§ **INSTRUCTION**
Emit the entire listing verbatim.

§ **SUPPLIED DATA**
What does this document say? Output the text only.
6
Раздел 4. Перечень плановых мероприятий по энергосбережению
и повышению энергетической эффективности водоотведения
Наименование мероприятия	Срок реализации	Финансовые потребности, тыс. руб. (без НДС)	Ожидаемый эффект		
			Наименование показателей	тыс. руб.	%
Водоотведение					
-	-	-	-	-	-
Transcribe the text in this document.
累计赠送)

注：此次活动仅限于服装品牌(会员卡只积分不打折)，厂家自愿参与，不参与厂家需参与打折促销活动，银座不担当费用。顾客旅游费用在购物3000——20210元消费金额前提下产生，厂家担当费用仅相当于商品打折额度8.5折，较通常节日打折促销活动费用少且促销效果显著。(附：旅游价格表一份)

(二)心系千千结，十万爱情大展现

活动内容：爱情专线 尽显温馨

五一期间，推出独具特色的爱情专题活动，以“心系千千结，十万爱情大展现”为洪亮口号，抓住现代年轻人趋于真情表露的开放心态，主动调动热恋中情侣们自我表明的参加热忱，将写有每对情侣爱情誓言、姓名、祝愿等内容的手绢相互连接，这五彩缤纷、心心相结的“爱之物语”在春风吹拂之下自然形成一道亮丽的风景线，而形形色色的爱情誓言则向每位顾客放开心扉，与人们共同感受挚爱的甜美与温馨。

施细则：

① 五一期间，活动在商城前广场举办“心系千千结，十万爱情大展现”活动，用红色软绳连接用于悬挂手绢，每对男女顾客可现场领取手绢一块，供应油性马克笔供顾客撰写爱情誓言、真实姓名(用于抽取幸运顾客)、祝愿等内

§ **RESULT FOR THIS TASK**
What does this document say? Output the text only.
6
Раздел 4. Перечень плановых мероприятий по энергосбережению
и повышению энергетической эффективности водоотведения
Наименование мероприятия	Срок реализации	Финансовые потребности, тыс. руб. (без НДС)	Ожидаемый эффект		
			Наименование показателей	тыс. руб.	%
Водоотведение					
-	-	-	-	-	-
Transcribe the text in this document.
累计赠送)

注：此次活动仅限于服装品牌(会员卡只积分不打折)，厂家自愿参与，不参与厂家需参与打折促销活动，银座不担当费用。顾客旅游费用在购物3000——20210元消费金额前提下产生，厂家担当费用仅相当于商品打折额度8.5折，较通常节日打折促销活动费用少且促销效果显著。(附：旅游价格表一份)

(二)心系千千结，十万爱情大展现

活动内容：爱情专线 尽显温馨

五一期间，推出独具特色的爱情专题活动，以“心系千千结，十万爱情大展现”为洪亮口号，抓住现代年轻人趋于真情表露的开放心态，主动调动热恋中情侣们自我表明的参加热忱，将写有每对情侣爱情誓言、姓名、祝愿等内容的手绢相互连接，这五彩缤纷、心心相结的“爱之物语”在春风吹拂之下自然形成一道亮丽的风景线，而形形色色的爱情誓言则向每位顾客放开心扉，与人们共同感受挚爱的甜美与温馨。

施细则：

① 五一期间，活动在商城前广场举办“心系千千结，十万爱情大展现”活动，用红色软绳连接用于悬挂手绢，每对男女顾客可现场领取手绢一块，供应油性马克笔供顾客撰写爱情誓言、真实姓名(用于抽取幸运顾客)、祝愿等内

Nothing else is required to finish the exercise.